→ **INFORMATION GIVEN**
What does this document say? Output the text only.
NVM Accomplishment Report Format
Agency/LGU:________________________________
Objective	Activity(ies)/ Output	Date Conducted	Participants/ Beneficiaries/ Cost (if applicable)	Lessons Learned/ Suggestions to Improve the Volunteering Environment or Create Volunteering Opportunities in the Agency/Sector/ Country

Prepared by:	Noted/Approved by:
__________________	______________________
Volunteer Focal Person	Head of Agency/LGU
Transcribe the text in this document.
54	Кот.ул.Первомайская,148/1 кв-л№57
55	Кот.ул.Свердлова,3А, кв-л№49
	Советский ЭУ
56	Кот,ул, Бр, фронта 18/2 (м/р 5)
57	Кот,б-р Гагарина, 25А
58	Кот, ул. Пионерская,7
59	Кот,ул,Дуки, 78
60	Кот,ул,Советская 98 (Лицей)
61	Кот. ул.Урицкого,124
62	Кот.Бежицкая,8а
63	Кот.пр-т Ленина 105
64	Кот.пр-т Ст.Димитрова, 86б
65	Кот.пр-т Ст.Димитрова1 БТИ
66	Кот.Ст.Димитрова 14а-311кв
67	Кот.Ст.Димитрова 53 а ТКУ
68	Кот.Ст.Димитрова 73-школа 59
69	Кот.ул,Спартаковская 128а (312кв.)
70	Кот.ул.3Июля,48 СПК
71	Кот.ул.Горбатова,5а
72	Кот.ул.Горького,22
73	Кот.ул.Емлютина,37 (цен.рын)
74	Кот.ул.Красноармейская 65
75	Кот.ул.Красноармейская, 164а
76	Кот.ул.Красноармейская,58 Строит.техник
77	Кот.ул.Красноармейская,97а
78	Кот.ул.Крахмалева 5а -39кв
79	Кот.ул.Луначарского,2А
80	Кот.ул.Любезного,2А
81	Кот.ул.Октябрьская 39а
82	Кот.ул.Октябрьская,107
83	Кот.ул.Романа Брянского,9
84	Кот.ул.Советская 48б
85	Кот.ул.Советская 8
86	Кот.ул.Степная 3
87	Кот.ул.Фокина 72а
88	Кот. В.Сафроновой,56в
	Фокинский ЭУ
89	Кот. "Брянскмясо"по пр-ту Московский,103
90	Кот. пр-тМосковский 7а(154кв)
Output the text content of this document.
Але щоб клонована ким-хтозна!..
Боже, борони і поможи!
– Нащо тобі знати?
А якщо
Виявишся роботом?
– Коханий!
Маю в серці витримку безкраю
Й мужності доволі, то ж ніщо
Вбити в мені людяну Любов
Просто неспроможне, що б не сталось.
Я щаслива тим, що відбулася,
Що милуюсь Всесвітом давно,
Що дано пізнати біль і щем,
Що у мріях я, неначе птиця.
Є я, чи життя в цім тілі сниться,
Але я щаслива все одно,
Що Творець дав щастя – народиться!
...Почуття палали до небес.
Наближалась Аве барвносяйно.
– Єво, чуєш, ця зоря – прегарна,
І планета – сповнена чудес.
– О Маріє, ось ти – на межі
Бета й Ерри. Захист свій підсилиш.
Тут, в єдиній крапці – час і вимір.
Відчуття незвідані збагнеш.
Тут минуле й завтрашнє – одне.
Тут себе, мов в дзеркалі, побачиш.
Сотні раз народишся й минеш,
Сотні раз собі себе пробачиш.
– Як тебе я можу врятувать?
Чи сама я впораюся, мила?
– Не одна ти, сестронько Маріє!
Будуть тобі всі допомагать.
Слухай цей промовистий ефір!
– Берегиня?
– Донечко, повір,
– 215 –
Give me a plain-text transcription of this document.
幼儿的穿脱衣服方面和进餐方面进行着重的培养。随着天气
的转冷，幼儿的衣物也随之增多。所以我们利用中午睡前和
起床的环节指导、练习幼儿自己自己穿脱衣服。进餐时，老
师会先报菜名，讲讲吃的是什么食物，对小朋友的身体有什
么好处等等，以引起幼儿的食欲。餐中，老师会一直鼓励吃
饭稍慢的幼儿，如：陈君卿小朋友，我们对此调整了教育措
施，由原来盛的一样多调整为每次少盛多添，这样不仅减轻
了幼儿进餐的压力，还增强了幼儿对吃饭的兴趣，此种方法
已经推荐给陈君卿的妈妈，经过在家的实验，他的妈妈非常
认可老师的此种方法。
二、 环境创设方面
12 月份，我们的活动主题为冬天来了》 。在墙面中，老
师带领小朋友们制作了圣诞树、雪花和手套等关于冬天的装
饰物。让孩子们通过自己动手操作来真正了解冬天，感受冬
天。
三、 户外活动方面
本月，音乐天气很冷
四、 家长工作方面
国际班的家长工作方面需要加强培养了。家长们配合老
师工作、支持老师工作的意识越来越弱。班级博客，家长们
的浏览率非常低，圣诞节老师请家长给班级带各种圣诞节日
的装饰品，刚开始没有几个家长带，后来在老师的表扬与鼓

→ **DIRECTIONS FOR THIS TASK**
Write out every line from the entries where "text" appears.

→ **THE COMPLETED TASK**
What does this document say? Output the text only.
Transcribe the text in this document.
Output the text content of this document.
Give me a plain-text transcription of this document.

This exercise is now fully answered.